##### Supplied material #####
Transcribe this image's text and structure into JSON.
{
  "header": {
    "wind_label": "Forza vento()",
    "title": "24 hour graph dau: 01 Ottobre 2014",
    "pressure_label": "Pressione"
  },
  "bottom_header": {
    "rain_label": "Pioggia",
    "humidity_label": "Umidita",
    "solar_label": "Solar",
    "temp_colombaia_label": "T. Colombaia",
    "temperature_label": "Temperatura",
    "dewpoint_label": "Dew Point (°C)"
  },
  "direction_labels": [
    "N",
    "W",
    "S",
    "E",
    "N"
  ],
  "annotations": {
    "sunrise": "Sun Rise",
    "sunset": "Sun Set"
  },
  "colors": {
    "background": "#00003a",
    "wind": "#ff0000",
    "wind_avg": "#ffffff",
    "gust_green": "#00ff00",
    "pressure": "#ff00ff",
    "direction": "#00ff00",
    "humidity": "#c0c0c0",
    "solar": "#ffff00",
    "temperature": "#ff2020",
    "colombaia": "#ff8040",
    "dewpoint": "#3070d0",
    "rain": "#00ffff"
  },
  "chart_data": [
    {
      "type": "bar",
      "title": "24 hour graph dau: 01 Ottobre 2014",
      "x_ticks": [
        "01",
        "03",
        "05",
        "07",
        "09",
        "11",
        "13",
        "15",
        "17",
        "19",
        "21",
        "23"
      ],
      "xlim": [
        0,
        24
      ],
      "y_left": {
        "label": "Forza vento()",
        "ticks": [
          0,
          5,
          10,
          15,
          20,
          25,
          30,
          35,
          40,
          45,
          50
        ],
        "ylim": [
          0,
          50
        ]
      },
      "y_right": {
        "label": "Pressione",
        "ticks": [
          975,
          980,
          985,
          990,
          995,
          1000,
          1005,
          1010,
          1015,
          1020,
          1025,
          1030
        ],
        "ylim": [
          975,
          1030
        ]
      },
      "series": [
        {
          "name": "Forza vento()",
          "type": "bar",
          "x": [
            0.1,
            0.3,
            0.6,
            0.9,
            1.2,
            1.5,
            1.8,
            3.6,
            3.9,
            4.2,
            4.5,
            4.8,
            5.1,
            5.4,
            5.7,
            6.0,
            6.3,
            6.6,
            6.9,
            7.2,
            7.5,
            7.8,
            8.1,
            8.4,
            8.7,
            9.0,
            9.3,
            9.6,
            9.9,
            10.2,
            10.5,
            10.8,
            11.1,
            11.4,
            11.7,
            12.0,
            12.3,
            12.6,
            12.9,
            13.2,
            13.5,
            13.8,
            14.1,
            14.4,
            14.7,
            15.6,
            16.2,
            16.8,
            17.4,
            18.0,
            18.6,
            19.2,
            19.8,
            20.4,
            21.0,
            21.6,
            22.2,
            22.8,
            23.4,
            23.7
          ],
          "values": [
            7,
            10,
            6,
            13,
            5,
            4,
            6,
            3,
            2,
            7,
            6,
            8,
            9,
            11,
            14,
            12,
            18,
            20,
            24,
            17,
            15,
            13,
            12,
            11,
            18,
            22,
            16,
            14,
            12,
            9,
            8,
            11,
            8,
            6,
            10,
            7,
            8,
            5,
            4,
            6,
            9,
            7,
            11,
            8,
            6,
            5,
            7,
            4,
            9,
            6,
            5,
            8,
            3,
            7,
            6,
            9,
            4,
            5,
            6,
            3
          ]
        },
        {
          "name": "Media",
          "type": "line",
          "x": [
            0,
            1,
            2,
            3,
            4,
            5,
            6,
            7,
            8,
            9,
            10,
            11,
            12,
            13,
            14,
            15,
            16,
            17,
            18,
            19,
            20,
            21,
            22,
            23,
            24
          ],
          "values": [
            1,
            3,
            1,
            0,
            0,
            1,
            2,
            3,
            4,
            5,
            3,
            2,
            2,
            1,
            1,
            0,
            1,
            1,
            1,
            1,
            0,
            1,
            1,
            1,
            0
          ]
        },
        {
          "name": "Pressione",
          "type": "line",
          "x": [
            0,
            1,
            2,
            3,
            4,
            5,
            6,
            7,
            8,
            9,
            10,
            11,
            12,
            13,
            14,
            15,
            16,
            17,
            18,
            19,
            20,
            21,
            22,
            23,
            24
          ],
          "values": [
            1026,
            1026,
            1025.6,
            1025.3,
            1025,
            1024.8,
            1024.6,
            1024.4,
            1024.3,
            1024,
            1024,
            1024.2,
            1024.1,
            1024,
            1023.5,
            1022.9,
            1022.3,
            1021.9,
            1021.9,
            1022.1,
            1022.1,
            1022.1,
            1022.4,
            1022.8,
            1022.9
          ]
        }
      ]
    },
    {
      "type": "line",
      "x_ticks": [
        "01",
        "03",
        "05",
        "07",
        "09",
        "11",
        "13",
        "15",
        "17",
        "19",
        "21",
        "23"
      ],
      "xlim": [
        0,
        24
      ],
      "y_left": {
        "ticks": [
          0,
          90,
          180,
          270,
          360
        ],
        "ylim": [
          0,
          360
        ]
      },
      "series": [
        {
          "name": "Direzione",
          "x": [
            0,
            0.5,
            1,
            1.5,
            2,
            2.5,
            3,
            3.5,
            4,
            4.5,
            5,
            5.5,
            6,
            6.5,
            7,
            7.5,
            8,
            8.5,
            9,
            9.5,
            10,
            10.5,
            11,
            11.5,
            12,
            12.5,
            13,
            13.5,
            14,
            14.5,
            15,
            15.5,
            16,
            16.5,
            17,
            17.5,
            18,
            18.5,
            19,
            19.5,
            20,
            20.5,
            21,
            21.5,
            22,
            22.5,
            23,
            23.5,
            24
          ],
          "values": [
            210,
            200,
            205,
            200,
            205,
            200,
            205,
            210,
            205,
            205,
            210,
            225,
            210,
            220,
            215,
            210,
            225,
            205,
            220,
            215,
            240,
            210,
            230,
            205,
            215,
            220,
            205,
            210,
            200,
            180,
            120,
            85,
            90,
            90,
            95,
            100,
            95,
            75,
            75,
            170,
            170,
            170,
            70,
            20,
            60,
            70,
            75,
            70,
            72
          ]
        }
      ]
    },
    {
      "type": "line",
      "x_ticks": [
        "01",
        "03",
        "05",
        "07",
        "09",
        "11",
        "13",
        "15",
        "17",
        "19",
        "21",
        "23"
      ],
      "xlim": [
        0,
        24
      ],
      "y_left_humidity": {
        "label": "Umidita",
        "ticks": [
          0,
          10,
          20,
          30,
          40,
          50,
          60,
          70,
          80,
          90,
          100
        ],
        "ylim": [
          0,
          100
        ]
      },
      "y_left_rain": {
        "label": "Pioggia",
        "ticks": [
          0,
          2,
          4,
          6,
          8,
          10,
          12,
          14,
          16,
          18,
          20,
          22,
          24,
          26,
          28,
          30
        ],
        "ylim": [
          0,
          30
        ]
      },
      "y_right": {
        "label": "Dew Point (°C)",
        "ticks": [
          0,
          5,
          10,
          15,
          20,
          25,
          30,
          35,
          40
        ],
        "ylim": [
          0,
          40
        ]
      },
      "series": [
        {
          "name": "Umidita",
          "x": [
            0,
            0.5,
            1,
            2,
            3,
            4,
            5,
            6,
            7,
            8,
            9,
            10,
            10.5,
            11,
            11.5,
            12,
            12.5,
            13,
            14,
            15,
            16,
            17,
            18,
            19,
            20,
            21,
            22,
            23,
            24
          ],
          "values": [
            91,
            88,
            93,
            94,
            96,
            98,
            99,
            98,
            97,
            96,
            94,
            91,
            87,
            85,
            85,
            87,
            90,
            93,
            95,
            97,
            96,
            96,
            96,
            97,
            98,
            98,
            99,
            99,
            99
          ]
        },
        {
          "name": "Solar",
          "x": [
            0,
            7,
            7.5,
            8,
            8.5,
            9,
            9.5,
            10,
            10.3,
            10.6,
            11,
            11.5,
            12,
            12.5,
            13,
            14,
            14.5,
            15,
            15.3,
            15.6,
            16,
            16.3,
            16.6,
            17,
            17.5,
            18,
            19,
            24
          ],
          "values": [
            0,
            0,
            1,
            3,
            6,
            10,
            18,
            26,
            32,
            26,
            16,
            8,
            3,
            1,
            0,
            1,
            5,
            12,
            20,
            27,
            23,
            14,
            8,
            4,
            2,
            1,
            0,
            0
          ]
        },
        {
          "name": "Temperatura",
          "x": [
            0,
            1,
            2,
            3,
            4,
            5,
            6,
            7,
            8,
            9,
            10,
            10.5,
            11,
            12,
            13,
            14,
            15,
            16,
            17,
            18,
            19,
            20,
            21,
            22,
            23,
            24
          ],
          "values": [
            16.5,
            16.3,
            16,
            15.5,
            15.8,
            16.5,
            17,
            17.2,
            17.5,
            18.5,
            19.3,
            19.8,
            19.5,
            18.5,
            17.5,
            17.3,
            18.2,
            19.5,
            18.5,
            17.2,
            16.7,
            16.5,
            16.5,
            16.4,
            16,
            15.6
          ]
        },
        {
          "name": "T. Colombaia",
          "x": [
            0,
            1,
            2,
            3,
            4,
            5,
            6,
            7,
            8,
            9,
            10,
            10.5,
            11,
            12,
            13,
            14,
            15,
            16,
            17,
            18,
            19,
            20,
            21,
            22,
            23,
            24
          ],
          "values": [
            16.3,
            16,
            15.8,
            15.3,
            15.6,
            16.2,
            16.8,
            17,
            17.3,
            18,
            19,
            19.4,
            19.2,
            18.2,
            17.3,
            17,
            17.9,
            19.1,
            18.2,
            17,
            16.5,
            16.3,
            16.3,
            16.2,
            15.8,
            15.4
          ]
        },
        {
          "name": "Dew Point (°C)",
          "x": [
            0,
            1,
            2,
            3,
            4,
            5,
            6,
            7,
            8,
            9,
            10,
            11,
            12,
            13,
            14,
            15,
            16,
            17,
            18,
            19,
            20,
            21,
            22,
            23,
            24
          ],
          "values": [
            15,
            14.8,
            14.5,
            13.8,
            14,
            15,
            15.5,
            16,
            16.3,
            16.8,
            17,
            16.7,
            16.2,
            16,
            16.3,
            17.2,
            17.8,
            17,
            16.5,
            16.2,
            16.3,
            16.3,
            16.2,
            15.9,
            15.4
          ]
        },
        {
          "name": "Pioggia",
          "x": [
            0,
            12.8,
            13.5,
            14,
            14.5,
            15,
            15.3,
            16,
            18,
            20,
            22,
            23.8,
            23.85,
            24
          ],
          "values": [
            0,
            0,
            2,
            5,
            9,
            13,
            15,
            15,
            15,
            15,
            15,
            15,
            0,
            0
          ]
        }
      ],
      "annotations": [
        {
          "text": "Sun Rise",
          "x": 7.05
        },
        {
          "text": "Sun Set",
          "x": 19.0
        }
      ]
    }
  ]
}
#####
_Task brief_
Using the listing, copy every line where the word "hour" shows up.

_Complete response_
    "title": "24 hour graph dau: 01 Ottobre 2014",
      "title": "24 hour graph dau: 01 Ottobre 2014",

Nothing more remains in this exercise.